### [Short exercise]
Images embedded in the records are excluded; print everything else exactly as given.

═══ Supplied material ═══

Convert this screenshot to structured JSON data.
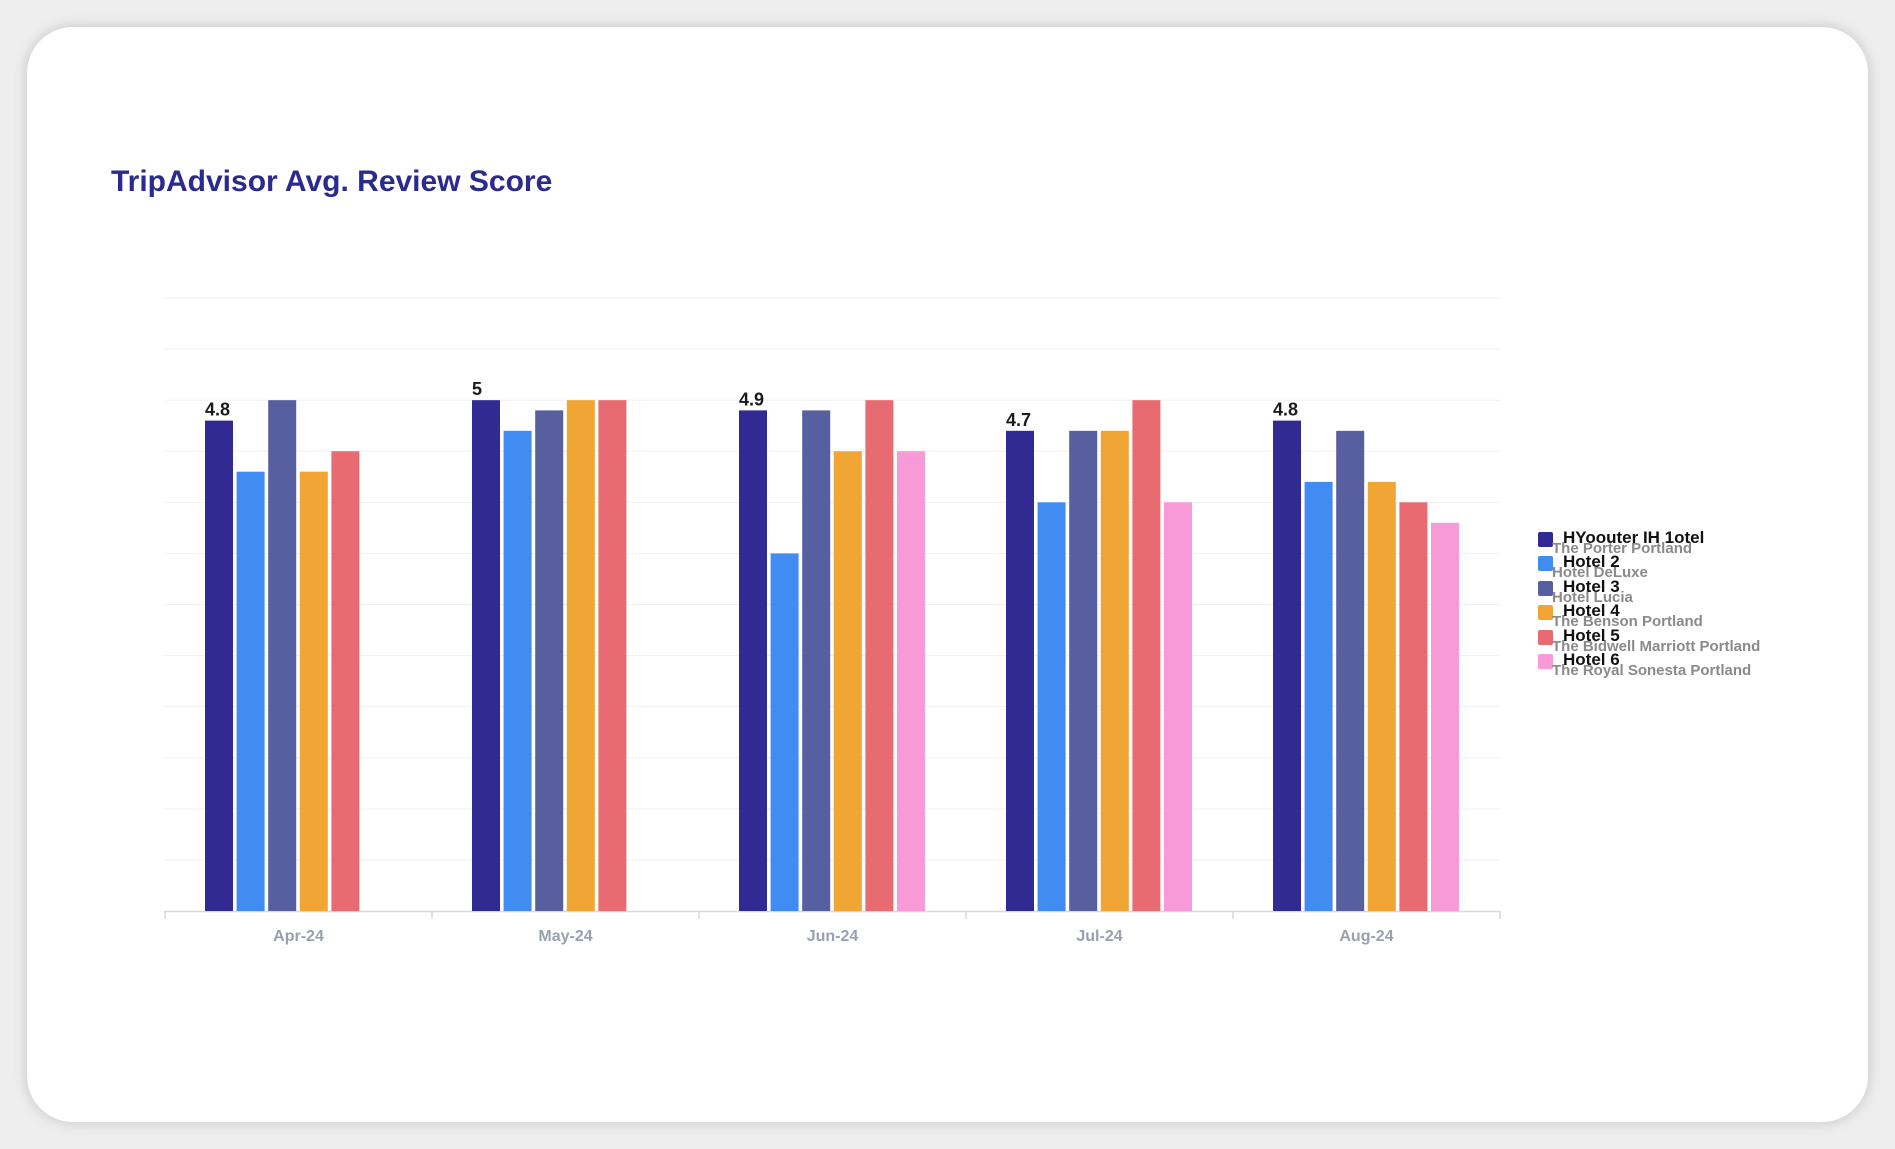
{
  "chart_data": {
    "type": "bar",
    "title": "TripAdvisor Avg. Review Score",
    "xlabel": "",
    "ylabel": "",
    "categories": [
      "Apr-24",
      "May-24",
      "Jun-24",
      "Jul-24",
      "Aug-24"
    ],
    "ylim": [
      0,
      6
    ],
    "grid": true,
    "legend_position": "right",
    "series": [
      {
        "name": "HYoouter IH 1otel",
        "subtitle": "The Porter Portland",
        "color": "#312a92",
        "values": [
          4.8,
          5.0,
          4.9,
          4.7,
          4.8
        ],
        "labels": [
          "4.8",
          "5",
          "4.9",
          "4.7",
          "4.8"
        ]
      },
      {
        "name": "Hotel 2",
        "subtitle": "Hotel DeLuxe",
        "color": "#418cf2",
        "values": [
          4.3,
          4.7,
          3.5,
          4.0,
          4.2
        ]
      },
      {
        "name": "Hotel 3",
        "subtitle": "Hotel Lucia",
        "color": "#585fa0",
        "values": [
          5.0,
          4.9,
          4.9,
          4.7,
          4.7
        ]
      },
      {
        "name": "Hotel 4",
        "subtitle": "The Benson Portland",
        "color": "#f0a535",
        "values": [
          4.3,
          5.0,
          4.5,
          4.7,
          4.2
        ]
      },
      {
        "name": "Hotel 5",
        "subtitle": "The Bidwell Marriott Portland",
        "color": "#e76b70",
        "values": [
          4.5,
          5.0,
          5.0,
          5.0,
          4.0
        ]
      },
      {
        "name": "Hotel 6",
        "subtitle": "The Royal Sonesta Portland",
        "color": "#f89ad7",
        "values": [
          null,
          null,
          4.5,
          4.0,
          3.8
        ]
      }
    ]
  }
}
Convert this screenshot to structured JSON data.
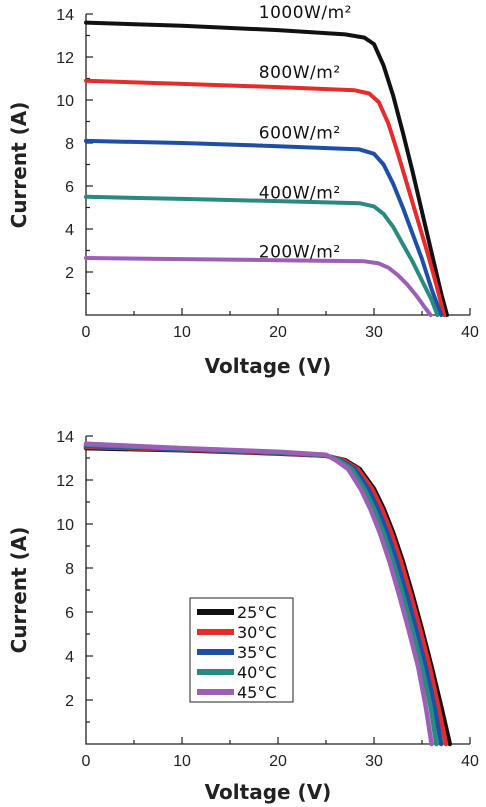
{
  "chart_data": [
    {
      "type": "line",
      "title": "",
      "xlabel": "Voltage (V)",
      "ylabel": "Current (A)",
      "xlim": [
        0,
        40
      ],
      "ylim": [
        0,
        14
      ],
      "xticks": [
        "0",
        "10",
        "20",
        "30",
        "40"
      ],
      "yticks": [
        "2",
        "4",
        "6",
        "8",
        "10",
        "12",
        "14"
      ],
      "legend": "inline",
      "series": [
        {
          "name": "1000W/m²",
          "color": "#111111",
          "label_x": 18,
          "label_y": 14.0,
          "x": [
            0,
            10,
            20,
            27,
            29,
            30,
            31,
            32,
            33,
            34,
            35,
            36,
            37,
            37.6
          ],
          "y": [
            13.6,
            13.45,
            13.25,
            13.05,
            12.9,
            12.6,
            11.6,
            10.2,
            8.5,
            6.7,
            4.8,
            2.9,
            1.0,
            0
          ]
        },
        {
          "name": "800W/m²",
          "color": "#e62b2b",
          "label_x": 18,
          "label_y": 11.2,
          "x": [
            0,
            10,
            20,
            28,
            29.5,
            30.5,
            31.5,
            32.5,
            33.5,
            34.5,
            35.5,
            36.5,
            37.3
          ],
          "y": [
            10.9,
            10.75,
            10.6,
            10.45,
            10.3,
            9.9,
            8.9,
            7.5,
            6.0,
            4.5,
            3.0,
            1.4,
            0
          ]
        },
        {
          "name": "600W/m²",
          "color": "#1f4fa5",
          "label_x": 18,
          "label_y": 8.4,
          "x": [
            0,
            10,
            20,
            28.5,
            30,
            31,
            32,
            33,
            34,
            35,
            36,
            37
          ],
          "y": [
            8.1,
            8.0,
            7.85,
            7.7,
            7.5,
            7.0,
            6.1,
            5.0,
            3.8,
            2.6,
            1.2,
            0
          ]
        },
        {
          "name": "400W/m²",
          "color": "#2a8a80",
          "label_x": 18,
          "label_y": 5.6,
          "x": [
            0,
            10,
            20,
            28.5,
            30,
            31,
            32,
            33,
            34,
            35,
            36,
            36.6
          ],
          "y": [
            5.5,
            5.4,
            5.3,
            5.2,
            5.05,
            4.7,
            4.1,
            3.3,
            2.5,
            1.6,
            0.7,
            0
          ]
        },
        {
          "name": "200W/m²",
          "color": "#9b5fb6",
          "label_x": 18,
          "label_y": 2.85,
          "x": [
            0,
            10,
            20,
            29,
            30.5,
            31.5,
            32.5,
            33.5,
            34.5,
            35.3,
            35.9
          ],
          "y": [
            2.65,
            2.6,
            2.55,
            2.5,
            2.4,
            2.2,
            1.85,
            1.4,
            0.85,
            0.35,
            0
          ]
        }
      ]
    },
    {
      "type": "line",
      "title": "",
      "xlabel": "Voltage (V)",
      "ylabel": "Current (A)",
      "xlim": [
        0,
        40
      ],
      "ylim": [
        0,
        14
      ],
      "xticks": [
        "0",
        "10",
        "20",
        "30",
        "40"
      ],
      "yticks": [
        "2",
        "4",
        "6",
        "8",
        "10",
        "12",
        "14"
      ],
      "legend": "bottom-center",
      "series": [
        {
          "name": "25°C",
          "color": "#111111",
          "x": [
            0,
            10,
            20,
            25,
            27,
            28.5,
            30,
            31,
            32,
            33,
            34,
            35,
            36,
            37,
            37.9
          ],
          "y": [
            13.45,
            13.35,
            13.2,
            13.1,
            12.9,
            12.5,
            11.6,
            10.7,
            9.6,
            8.3,
            6.8,
            5.2,
            3.5,
            1.7,
            0
          ]
        },
        {
          "name": "30°C",
          "color": "#e62b2b",
          "x": [
            0,
            10,
            20,
            25,
            26.8,
            28.3,
            29.8,
            30.8,
            31.8,
            32.8,
            33.8,
            34.8,
            35.8,
            36.7,
            37.5
          ],
          "y": [
            13.5,
            13.38,
            13.22,
            13.1,
            12.9,
            12.5,
            11.6,
            10.7,
            9.6,
            8.3,
            6.8,
            5.2,
            3.5,
            1.7,
            0
          ]
        },
        {
          "name": "35°C",
          "color": "#1f4fa5",
          "x": [
            0,
            10,
            20,
            25,
            26.5,
            28,
            29.4,
            30.4,
            31.4,
            32.4,
            33.4,
            34.4,
            35.4,
            36.3,
            37.0
          ],
          "y": [
            13.55,
            13.4,
            13.24,
            13.12,
            12.9,
            12.5,
            11.6,
            10.7,
            9.6,
            8.3,
            6.8,
            5.2,
            3.5,
            1.7,
            0
          ]
        },
        {
          "name": "40°C",
          "color": "#2a8a80",
          "x": [
            0,
            10,
            20,
            25,
            26.3,
            27.7,
            29.0,
            30.0,
            31.0,
            32.0,
            33.0,
            34.0,
            35.0,
            35.9,
            36.5
          ],
          "y": [
            13.6,
            13.43,
            13.26,
            13.13,
            12.9,
            12.5,
            11.6,
            10.7,
            9.6,
            8.3,
            6.8,
            5.2,
            3.5,
            1.7,
            0
          ]
        },
        {
          "name": "45°C",
          "color": "#9b5fb6",
          "x": [
            0,
            10,
            20,
            25,
            26.0,
            27.3,
            28.6,
            29.6,
            30.6,
            31.6,
            32.6,
            33.6,
            34.6,
            35.4,
            36.0
          ],
          "y": [
            13.65,
            13.45,
            13.28,
            13.15,
            12.9,
            12.5,
            11.6,
            10.7,
            9.6,
            8.3,
            6.8,
            5.2,
            3.5,
            1.7,
            0
          ]
        }
      ]
    }
  ]
}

═══

### [Exercise answer]
Convert this screenshot to structured JSON data.
{
  "chart_data": {
    "type": "bar",
    "title": "TripAdvisor Avg. Review Score",
    "xlabel": "",
    "ylabel": "",
    "categories": [
      "Apr-24",
      "May-24",
      "Jun-24",
      "Jul-24",
      "Aug-24"
    ],
    "ylim": [
      0,
      6
    ],
    "grid": true,
    "legend_position": "right",
    "series": [
      {
        "name": "HYoouter IH 1otel",
        "subtitle": "The Porter Portland",
        "color": "#312a92",
        "values": [
          4.8,
          5.0,
          4.9,
          4.7,
          4.8
        ],
        "labels": [
          "4.8",
          "5",
          "4.9",
          "4.7",
          "4.8"
        ]
      },
      {
        "name": "Hotel 2",
        "subtitle": "Hotel DeLuxe",
        "color": "#418cf2",
        "values": [
          4.3,
          4.7,
          3.5,
          4.0,
          4.2
        ]
      },
      {
        "name": "Hotel 3",
        "subtitle": "Hotel Lucia",
        "color": "#585fa0",
        "values": [
          5.0,
          4.9,
          4.9,
          4.7,
          4.7
        ]
      },
      {
        "name": "Hotel 4",
        "subtitle": "The Benson Portland",
        "color": "#f0a535",
        "values": [
          4.3,
          5.0,
          4.5,
          4.7,
          4.2
        ]
      },
      {
        "name": "Hotel 5",
        "subtitle": "The Bidwell Marriott Portland",
        "color": "#e76b70",
        "values": [
          4.5,
          5.0,
          5.0,
          5.0,
          4.0
        ]
      },
      {
        "name": "Hotel 6",
        "subtitle": "The Royal Sonesta Portland",
        "color": "#f89ad7",
        "values": [
          null,
          null,
          4.5,
          4.0,
          3.8
        ]
      }
    ]
  }
}
Convert this screenshot to structured JSON data.
{
  "chart_data": [
    {
      "type": "line",
      "title": "",
      "xlabel": "Voltage (V)",
      "ylabel": "Current (A)",
      "xlim": [
        0,
        40
      ],
      "ylim": [
        0,
        14
      ],
      "xticks": [
        "0",
        "10",
        "20",
        "30",
        "40"
      ],
      "yticks": [
        "2",
        "4",
        "6",
        "8",
        "10",
        "12",
        "14"
      ],
      "legend": "inline",
      "series": [
        {
          "name": "1000W/m²",
          "color": "#111111",
          "label_x": 18,
          "label_y": 14.0,
          "x": [
            0,
            10,
            20,
            27,
            29,
            30,
            31,
            32,
            33,
            34,
            35,
            36,
            37,
            37.6
          ],
          "y": [
            13.6,
            13.45,
            13.25,
            13.05,
            12.9,
            12.6,
            11.6,
            10.2,
            8.5,
            6.7,
            4.8,
            2.9,
            1.0,
            0
          ]
        },
        {
          "name": "800W/m²",
          "color": "#e62b2b",
          "label_x": 18,
          "label_y": 11.2,
          "x": [
            0,
            10,
            20,
            28,
            29.5,
            30.5,
            31.5,
            32.5,
            33.5,
            34.5,
            35.5,
            36.5,
            37.3
          ],
          "y": [
            10.9,
            10.75,
            10.6,
            10.45,
            10.3,
            9.9,
            8.9,
            7.5,
            6.0,
            4.5,
            3.0,
            1.4,
            0
          ]
        },
        {
          "name": "600W/m²",
          "color": "#1f4fa5",
          "label_x": 18,
          "label_y": 8.4,
          "x": [
            0,
            10,
            20,
            28.5,
            30,
            31,
            32,
            33,
            34,
            35,
            36,
            37
          ],
          "y": [
            8.1,
            8.0,
            7.85,
            7.7,
            7.5,
            7.0,
            6.1,
            5.0,
            3.8,
            2.6,
            1.2,
            0
          ]
        },
        {
          "name": "400W/m²",
          "color": "#2a8a80",
          "label_x": 18,
          "label_y": 5.6,
          "x": [
            0,
            10,
            20,
            28.5,
            30,
            31,
            32,
            33,
            34,
            35,
            36,
            36.6
          ],
          "y": [
            5.5,
            5.4,
            5.3,
            5.2,
            5.05,
            4.7,
            4.1,
            3.3,
            2.5,
            1.6,
            0.7,
            0
          ]
        },
        {
          "name": "200W/m²",
          "color": "#9b5fb6",
          "label_x": 18,
          "label_y": 2.85,
          "x": [
            0,
            10,
            20,
            29,
            30.5,
            31.5,
            32.5,
            33.5,
            34.5,
            35.3,
            35.9
          ],
          "y": [
            2.65,
            2.6,
            2.55,
            2.5,
            2.4,
            2.2,
            1.85,
            1.4,
            0.85,
            0.35,
            0
          ]
        }
      ]
    },
    {
      "type": "line",
      "title": "",
      "xlabel": "Voltage (V)",
      "ylabel": "Current (A)",
      "xlim": [
        0,
        40
      ],
      "ylim": [
        0,
        14
      ],
      "xticks": [
        "0",
        "10",
        "20",
        "30",
        "40"
      ],
      "yticks": [
        "2",
        "4",
        "6",
        "8",
        "10",
        "12",
        "14"
      ],
      "legend": "bottom-center",
      "series": [
        {
          "name": "25°C",
          "color": "#111111",
          "x": [
            0,
            10,
            20,
            25,
            27,
            28.5,
            30,
            31,
            32,
            33,
            34,
            35,
            36,
            37,
            37.9
          ],
          "y": [
            13.45,
            13.35,
            13.2,
            13.1,
            12.9,
            12.5,
            11.6,
            10.7,
            9.6,
            8.3,
            6.8,
            5.2,
            3.5,
            1.7,
            0
          ]
        },
        {
          "name": "30°C",
          "color": "#e62b2b",
          "x": [
            0,
            10,
            20,
            25,
            26.8,
            28.3,
            29.8,
            30.8,
            31.8,
            32.8,
            33.8,
            34.8,
            35.8,
            36.7,
            37.5
          ],
          "y": [
            13.5,
            13.38,
            13.22,
            13.1,
            12.9,
            12.5,
            11.6,
            10.7,
            9.6,
            8.3,
            6.8,
            5.2,
            3.5,
            1.7,
            0
          ]
        },
        {
          "name": "35°C",
          "color": "#1f4fa5",
          "x": [
            0,
            10,
            20,
            25,
            26.5,
            28,
            29.4,
            30.4,
            31.4,
            32.4,
            33.4,
            34.4,
            35.4,
            36.3,
            37.0
          ],
          "y": [
            13.55,
            13.4,
            13.24,
            13.12,
            12.9,
            12.5,
            11.6,
            10.7,
            9.6,
            8.3,
            6.8,
            5.2,
            3.5,
            1.7,
            0
          ]
        },
        {
          "name": "40°C",
          "color": "#2a8a80",
          "x": [
            0,
            10,
            20,
            25,
            26.3,
            27.7,
            29.0,
            30.0,
            31.0,
            32.0,
            33.0,
            34.0,
            35.0,
            35.9,
            36.5
          ],
          "y": [
            13.6,
            13.43,
            13.26,
            13.13,
            12.9,
            12.5,
            11.6,
            10.7,
            9.6,
            8.3,
            6.8,
            5.2,
            3.5,
            1.7,
            0
          ]
        },
        {
          "name": "45°C",
          "color": "#9b5fb6",
          "x": [
            0,
            10,
            20,
            25,
            26.0,
            27.3,
            28.6,
            29.6,
            30.6,
            31.6,
            32.6,
            33.6,
            34.6,
            35.4,
            36.0
          ],
          "y": [
            13.65,
            13.45,
            13.28,
            13.15,
            12.9,
            12.5,
            11.6,
            10.7,
            9.6,
            8.3,
            6.8,
            5.2,
            3.5,
            1.7,
            0
          ]
        }
      ]
    }
  ]
}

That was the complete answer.